Problem description: Copy the records word for word, from the line with "tree-view-icon[interactable]: ☰ —" up to and including the line with "insert-icon[interactable]: ＋ —".
"""
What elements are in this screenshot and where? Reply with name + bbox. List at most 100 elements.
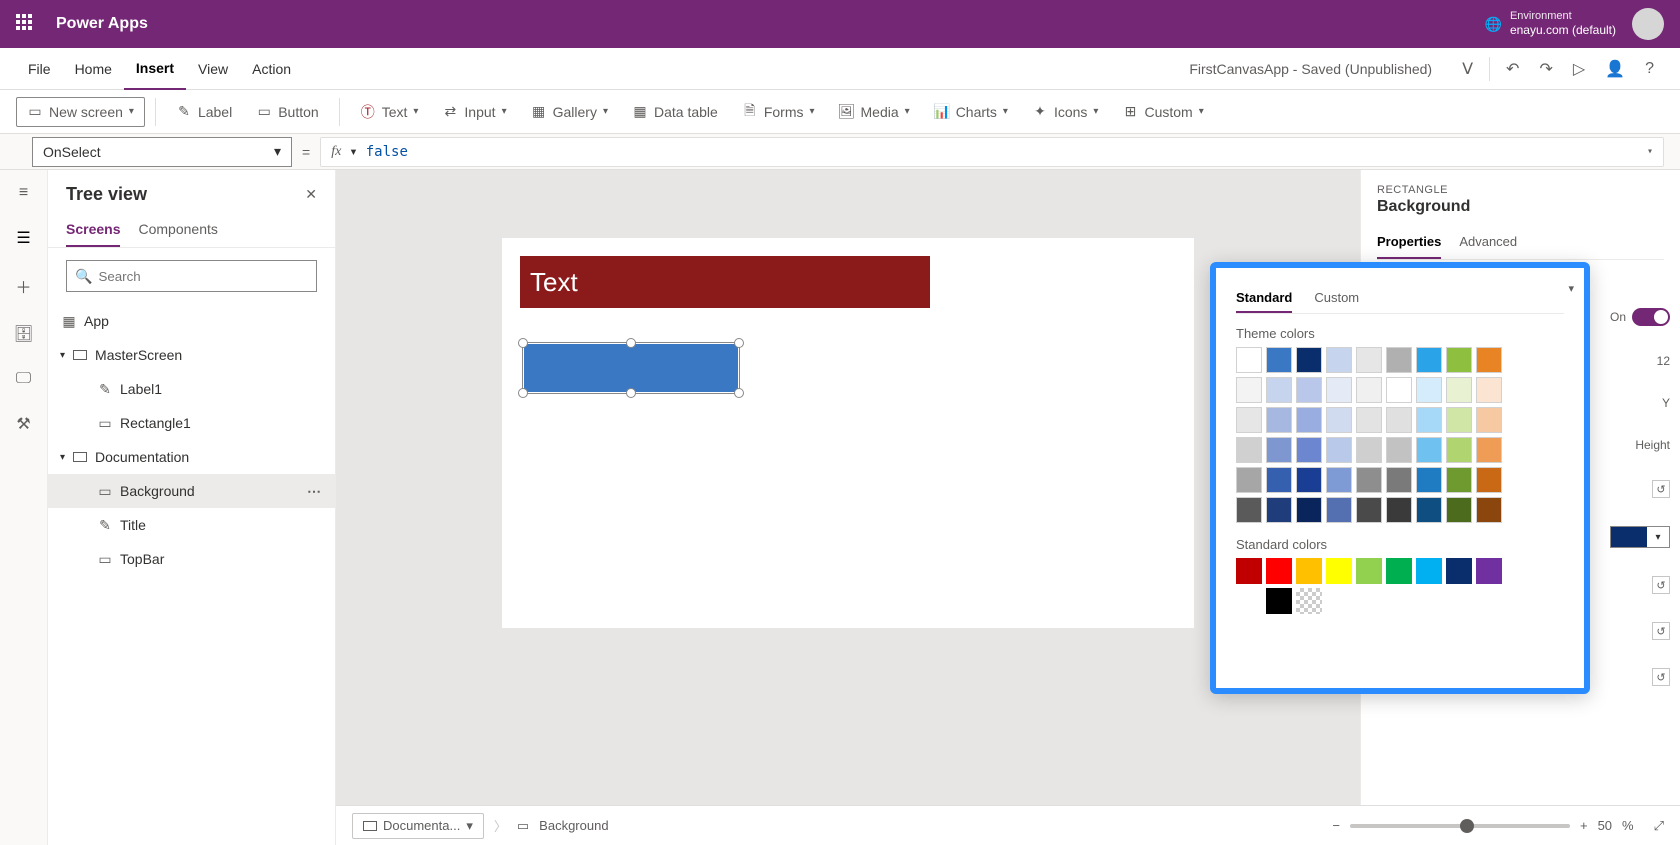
tree-view-icon[interactable]: ☰ — [16, 228, 30, 248]
color-swatch[interactable] — [1416, 437, 1442, 463]
share-icon[interactable]: 👤 — [1595, 59, 1635, 79]
color-swatch[interactable] — [1266, 558, 1292, 584]
custom-menu[interactable]: ⊞Custom▾ — [1112, 98, 1213, 126]
color-swatch[interactable] — [1386, 437, 1412, 463]
color-swatch[interactable] — [1296, 347, 1322, 373]
hamburger-icon[interactable]: ≡ — [19, 184, 28, 202]
environment-picker[interactable]: Environment enayu.com (default) — [1510, 10, 1616, 38]
property-dropdown[interactable]: OnSelect ▾ — [32, 137, 292, 167]
fit-screen-icon[interactable]: ⤢ — [1654, 818, 1664, 834]
color-swatch[interactable] — [1326, 437, 1352, 463]
color-swatch[interactable] — [1266, 377, 1292, 403]
reset-icon[interactable]: ↺ — [1652, 480, 1670, 498]
color-swatch[interactable] — [1236, 497, 1262, 523]
color-swatch[interactable] — [1476, 497, 1502, 523]
color-swatch[interactable] — [1476, 347, 1502, 373]
color-swatch[interactable] — [1446, 558, 1472, 584]
insert-icon[interactable]: ＋ — [15, 274, 31, 298]
background-shape[interactable] — [524, 344, 738, 392]
color-swatch[interactable] — [1356, 347, 1382, 373]
color-swatch[interactable] — [1416, 467, 1442, 493]
color-swatch[interactable] — [1236, 437, 1262, 463]
color-swatch[interactable] — [1356, 558, 1382, 584]
color-swatch[interactable] — [1356, 437, 1382, 463]
color-swatch[interactable] — [1356, 497, 1382, 523]
menu-home[interactable]: Home — [63, 48, 124, 90]
color-swatch[interactable] — [1236, 377, 1262, 403]
play-icon[interactable]: ▷ — [1563, 59, 1595, 79]
color-swatch[interactable] — [1296, 377, 1322, 403]
color-swatch[interactable] — [1236, 407, 1262, 433]
forms-menu[interactable]: 🗎Forms▾ — [732, 98, 825, 126]
color-swatch[interactable] — [1356, 467, 1382, 493]
avatar[interactable] — [1632, 8, 1664, 40]
color-swatch[interactable] — [1326, 467, 1352, 493]
color-swatch[interactable] — [1446, 377, 1472, 403]
color-swatch[interactable] — [1446, 407, 1472, 433]
breadcrumb-control[interactable]: Background — [539, 818, 608, 833]
menu-action[interactable]: Action — [240, 48, 303, 90]
label-button[interactable]: ✎Label — [166, 98, 242, 126]
new-screen-button[interactable]: ▭ New screen ▾ — [16, 97, 145, 127]
color-swatch[interactable] — [1266, 407, 1292, 433]
color-swatch[interactable] — [1476, 558, 1502, 584]
menu-view[interactable]: View — [186, 48, 240, 90]
close-icon[interactable]: ✕ — [305, 186, 317, 203]
color-swatch[interactable] — [1386, 467, 1412, 493]
search-input[interactable] — [98, 269, 308, 284]
tab-components[interactable]: Components — [138, 213, 217, 247]
color-swatch[interactable] — [1266, 467, 1292, 493]
color-swatch[interactable] — [1476, 377, 1502, 403]
tools-icon[interactable]: ⚒ — [16, 414, 30, 434]
zoom-slider[interactable] — [1350, 824, 1570, 828]
color-swatch[interactable] — [1296, 588, 1322, 614]
gallery-menu[interactable]: ▦Gallery▾ — [521, 98, 618, 126]
app-checker-icon[interactable]: ᐯ — [1452, 59, 1483, 79]
color-swatch[interactable] — [1326, 347, 1352, 373]
undo-icon[interactable]: ↶ — [1496, 59, 1529, 79]
color-swatch[interactable] — [1356, 377, 1382, 403]
artboard[interactable]: Text — [502, 238, 1194, 628]
reset-icon[interactable]: ↺ — [1652, 576, 1670, 594]
color-swatch[interactable] — [1326, 407, 1352, 433]
tree-node-masterscreen[interactable]: ▾MasterScreen — [48, 338, 335, 372]
expand-formula-icon[interactable]: ▾ — [1647, 146, 1653, 157]
color-swatch-button[interactable]: ▾ — [1610, 526, 1670, 548]
color-swatch[interactable] — [1326, 377, 1352, 403]
tab-advanced[interactable]: Advanced — [1459, 226, 1517, 259]
color-swatch[interactable] — [1476, 467, 1502, 493]
color-swatch[interactable] — [1416, 377, 1442, 403]
icons-menu[interactable]: ✦Icons▾ — [1022, 98, 1109, 126]
zoom-knob[interactable] — [1460, 819, 1474, 833]
color-swatch[interactable] — [1386, 558, 1412, 584]
on-toggle[interactable] — [1632, 308, 1670, 326]
tree-node-label1[interactable]: ✎Label1 — [48, 372, 335, 406]
color-swatch[interactable] — [1236, 588, 1262, 614]
color-swatch[interactable] — [1386, 497, 1412, 523]
menu-insert[interactable]: Insert — [124, 48, 186, 90]
more-icon[interactable]: ⋯ — [307, 483, 323, 500]
color-swatch[interactable] — [1416, 558, 1442, 584]
color-swatch[interactable] — [1416, 407, 1442, 433]
color-swatch[interactable] — [1416, 497, 1442, 523]
color-swatch[interactable] — [1266, 437, 1292, 463]
zoom-out-button[interactable]: − — [1332, 818, 1340, 833]
input-menu[interactable]: ⇄Input▾ — [432, 98, 516, 126]
picker-tab-standard[interactable]: Standard — [1236, 284, 1292, 313]
reset-icon[interactable]: ↺ — [1652, 668, 1670, 686]
tree-node-app[interactable]: ▦App — [48, 304, 335, 338]
tab-properties[interactable]: Properties — [1377, 226, 1441, 259]
tree-node-background[interactable]: ▭Background⋯ — [48, 474, 335, 508]
color-swatch[interactable] — [1236, 467, 1262, 493]
color-swatch[interactable] — [1266, 347, 1292, 373]
app-launcher-icon[interactable] — [16, 14, 36, 34]
color-swatch[interactable] — [1296, 558, 1322, 584]
data-table-button[interactable]: ▦Data table — [622, 98, 728, 126]
color-swatch[interactable] — [1266, 588, 1292, 614]
media-menu[interactable]: 🖼Media▾ — [829, 98, 920, 126]
media-rail-icon[interactable]: 🖵 — [16, 370, 31, 388]
color-swatch[interactable] — [1266, 497, 1292, 523]
breadcrumb-screen[interactable]: Documenta... ▾ — [352, 813, 484, 839]
tree-node-rectangle1[interactable]: ▭Rectangle1 — [48, 406, 335, 440]
color-swatch[interactable] — [1296, 497, 1322, 523]
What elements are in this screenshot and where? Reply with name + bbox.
"""
Answer to this task:
tree-view-icon[interactable]: ☰ — [16, 228, 30, 248]
color-swatch[interactable] — [1416, 437, 1442, 463]
share-icon[interactable]: 👤 — [1595, 59, 1635, 79]
color-swatch[interactable] — [1266, 558, 1292, 584]
custom-menu[interactable]: ⊞Custom▾ — [1112, 98, 1213, 126]
color-swatch[interactable] — [1386, 437, 1412, 463]
color-swatch[interactable] — [1296, 347, 1322, 373]
hamburger-icon[interactable]: ≡ — [19, 184, 28, 202]
environment-picker[interactable]: Environment enayu.com (default) — [1510, 10, 1616, 38]
property-dropdown[interactable]: OnSelect ▾ — [32, 137, 292, 167]
fit-screen-icon[interactable]: ⤢ — [1654, 818, 1664, 834]
color-swatch[interactable] — [1326, 437, 1352, 463]
color-swatch[interactable] — [1266, 377, 1292, 403]
reset-icon[interactable]: ↺ — [1652, 480, 1670, 498]
color-swatch[interactable] — [1236, 497, 1262, 523]
color-swatch[interactable] — [1476, 497, 1502, 523]
color-swatch[interactable] — [1476, 347, 1502, 373]
color-swatch[interactable] — [1446, 558, 1472, 584]
insert-icon[interactable]: ＋ — [15, 274, 31, 298]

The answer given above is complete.